= What is needed =
Pull out every line containing the string "output".

— start of Entries supplied —

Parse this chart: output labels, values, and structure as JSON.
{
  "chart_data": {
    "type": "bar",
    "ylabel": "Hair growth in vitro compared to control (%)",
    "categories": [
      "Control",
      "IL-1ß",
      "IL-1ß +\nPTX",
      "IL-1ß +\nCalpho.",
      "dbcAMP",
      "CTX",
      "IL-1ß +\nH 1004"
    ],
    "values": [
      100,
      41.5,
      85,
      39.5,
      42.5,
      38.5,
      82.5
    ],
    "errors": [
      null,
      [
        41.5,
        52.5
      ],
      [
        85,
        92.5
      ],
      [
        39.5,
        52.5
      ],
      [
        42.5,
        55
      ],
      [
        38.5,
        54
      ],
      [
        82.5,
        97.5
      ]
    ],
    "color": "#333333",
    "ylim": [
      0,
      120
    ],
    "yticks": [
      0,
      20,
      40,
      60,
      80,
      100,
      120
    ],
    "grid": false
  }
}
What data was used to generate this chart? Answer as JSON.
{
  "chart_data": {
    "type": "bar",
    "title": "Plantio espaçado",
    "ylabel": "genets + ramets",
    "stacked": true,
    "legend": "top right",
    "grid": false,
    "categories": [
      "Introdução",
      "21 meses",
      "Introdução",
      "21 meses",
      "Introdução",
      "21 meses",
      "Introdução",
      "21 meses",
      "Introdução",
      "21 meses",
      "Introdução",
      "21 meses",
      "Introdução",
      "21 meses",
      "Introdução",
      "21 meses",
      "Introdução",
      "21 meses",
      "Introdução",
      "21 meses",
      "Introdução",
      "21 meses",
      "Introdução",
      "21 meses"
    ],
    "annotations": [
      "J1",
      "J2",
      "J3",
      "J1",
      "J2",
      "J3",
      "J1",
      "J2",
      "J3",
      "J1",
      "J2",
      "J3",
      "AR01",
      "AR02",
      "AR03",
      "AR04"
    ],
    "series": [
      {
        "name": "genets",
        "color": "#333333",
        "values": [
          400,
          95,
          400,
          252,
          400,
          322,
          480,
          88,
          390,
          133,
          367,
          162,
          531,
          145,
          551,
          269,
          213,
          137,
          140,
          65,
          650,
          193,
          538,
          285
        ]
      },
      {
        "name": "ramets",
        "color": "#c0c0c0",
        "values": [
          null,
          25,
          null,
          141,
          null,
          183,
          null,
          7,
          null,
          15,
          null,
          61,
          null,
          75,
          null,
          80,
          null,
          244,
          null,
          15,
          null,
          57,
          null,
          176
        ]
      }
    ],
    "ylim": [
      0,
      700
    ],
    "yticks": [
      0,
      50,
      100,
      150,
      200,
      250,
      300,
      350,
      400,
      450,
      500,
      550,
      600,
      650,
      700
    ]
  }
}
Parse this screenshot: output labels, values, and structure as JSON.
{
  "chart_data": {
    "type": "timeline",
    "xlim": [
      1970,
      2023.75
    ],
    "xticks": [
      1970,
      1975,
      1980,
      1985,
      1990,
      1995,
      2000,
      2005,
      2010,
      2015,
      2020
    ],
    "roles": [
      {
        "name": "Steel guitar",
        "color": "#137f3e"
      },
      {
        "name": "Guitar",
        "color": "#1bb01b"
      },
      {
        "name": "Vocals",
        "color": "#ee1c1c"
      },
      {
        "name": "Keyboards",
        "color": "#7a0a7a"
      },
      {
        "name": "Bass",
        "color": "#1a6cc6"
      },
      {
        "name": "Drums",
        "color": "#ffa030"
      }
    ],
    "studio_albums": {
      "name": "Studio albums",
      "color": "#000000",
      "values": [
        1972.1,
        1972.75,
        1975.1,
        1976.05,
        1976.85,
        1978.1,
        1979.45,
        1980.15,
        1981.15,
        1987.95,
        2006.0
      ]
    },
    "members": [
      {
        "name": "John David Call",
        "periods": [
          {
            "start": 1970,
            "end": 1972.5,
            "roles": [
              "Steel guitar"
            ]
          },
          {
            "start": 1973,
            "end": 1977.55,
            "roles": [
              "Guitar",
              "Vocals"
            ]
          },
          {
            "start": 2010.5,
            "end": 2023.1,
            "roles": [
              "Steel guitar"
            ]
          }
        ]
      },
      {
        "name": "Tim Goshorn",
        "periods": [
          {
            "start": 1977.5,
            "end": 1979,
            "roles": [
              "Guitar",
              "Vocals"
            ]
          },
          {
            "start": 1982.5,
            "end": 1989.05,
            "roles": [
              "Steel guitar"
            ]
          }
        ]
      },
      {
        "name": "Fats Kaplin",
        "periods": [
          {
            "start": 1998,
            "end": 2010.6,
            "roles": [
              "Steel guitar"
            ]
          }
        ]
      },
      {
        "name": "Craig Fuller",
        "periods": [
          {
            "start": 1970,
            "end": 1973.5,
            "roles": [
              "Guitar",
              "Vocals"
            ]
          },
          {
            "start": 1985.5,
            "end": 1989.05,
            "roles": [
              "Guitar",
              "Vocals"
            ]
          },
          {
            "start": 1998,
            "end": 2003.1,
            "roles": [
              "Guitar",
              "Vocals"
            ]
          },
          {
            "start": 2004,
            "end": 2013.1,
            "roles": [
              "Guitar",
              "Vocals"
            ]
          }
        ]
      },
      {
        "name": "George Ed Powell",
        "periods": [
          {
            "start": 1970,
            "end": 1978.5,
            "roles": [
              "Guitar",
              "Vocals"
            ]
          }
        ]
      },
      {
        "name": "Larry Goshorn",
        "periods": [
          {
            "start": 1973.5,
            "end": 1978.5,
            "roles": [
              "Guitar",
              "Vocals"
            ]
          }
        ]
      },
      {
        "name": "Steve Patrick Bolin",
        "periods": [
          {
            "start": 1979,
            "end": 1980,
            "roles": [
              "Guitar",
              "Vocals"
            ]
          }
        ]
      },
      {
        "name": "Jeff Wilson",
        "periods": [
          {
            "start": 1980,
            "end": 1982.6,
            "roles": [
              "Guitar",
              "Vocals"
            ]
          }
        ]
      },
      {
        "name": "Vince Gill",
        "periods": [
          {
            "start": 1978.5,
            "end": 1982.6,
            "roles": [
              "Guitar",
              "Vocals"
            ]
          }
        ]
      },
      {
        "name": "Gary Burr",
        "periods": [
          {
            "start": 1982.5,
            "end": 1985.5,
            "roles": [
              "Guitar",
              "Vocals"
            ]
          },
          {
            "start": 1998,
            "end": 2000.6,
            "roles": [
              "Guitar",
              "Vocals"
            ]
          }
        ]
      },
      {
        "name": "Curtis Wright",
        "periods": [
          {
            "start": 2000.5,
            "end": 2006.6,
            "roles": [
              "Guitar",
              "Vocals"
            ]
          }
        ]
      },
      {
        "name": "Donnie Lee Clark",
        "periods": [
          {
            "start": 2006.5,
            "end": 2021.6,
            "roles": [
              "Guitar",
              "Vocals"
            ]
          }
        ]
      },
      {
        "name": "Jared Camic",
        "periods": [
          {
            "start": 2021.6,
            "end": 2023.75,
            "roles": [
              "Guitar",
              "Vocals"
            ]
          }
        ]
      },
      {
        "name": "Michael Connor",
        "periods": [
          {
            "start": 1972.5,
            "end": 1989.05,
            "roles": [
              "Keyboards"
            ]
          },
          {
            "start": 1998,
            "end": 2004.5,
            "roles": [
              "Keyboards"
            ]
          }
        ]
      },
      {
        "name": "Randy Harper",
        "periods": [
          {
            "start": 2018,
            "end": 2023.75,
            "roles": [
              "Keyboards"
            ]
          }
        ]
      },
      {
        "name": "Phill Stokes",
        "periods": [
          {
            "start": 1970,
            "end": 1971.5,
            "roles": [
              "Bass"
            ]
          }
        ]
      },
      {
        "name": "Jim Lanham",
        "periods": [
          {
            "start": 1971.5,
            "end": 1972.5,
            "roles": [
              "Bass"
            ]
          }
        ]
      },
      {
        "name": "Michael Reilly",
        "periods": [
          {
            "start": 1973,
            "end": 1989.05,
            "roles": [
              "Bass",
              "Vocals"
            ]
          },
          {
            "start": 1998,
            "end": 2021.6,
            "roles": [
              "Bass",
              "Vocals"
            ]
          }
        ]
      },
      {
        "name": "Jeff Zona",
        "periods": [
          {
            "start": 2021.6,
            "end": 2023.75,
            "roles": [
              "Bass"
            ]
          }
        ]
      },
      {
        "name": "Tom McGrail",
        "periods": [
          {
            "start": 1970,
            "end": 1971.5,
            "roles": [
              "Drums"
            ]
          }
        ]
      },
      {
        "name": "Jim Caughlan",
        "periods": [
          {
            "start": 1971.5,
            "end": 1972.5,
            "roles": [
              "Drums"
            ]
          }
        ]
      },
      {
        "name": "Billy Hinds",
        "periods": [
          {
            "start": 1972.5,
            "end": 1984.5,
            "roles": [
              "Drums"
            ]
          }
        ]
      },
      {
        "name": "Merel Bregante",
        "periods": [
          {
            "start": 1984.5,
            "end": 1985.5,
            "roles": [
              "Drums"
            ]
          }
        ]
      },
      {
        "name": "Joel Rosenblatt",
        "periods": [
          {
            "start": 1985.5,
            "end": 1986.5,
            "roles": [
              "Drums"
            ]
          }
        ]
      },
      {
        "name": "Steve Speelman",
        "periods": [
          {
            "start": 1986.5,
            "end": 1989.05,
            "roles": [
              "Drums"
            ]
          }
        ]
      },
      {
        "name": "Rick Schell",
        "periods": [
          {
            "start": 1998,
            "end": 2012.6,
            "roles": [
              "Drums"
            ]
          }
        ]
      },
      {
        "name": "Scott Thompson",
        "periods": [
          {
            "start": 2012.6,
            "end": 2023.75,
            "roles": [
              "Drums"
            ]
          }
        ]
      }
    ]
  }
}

— end of Entries supplied —

= Exercise response =
Parse this chart: output labels, values, and structure as JSON.
Parse this screenshot: output labels, values, and structure as JSON.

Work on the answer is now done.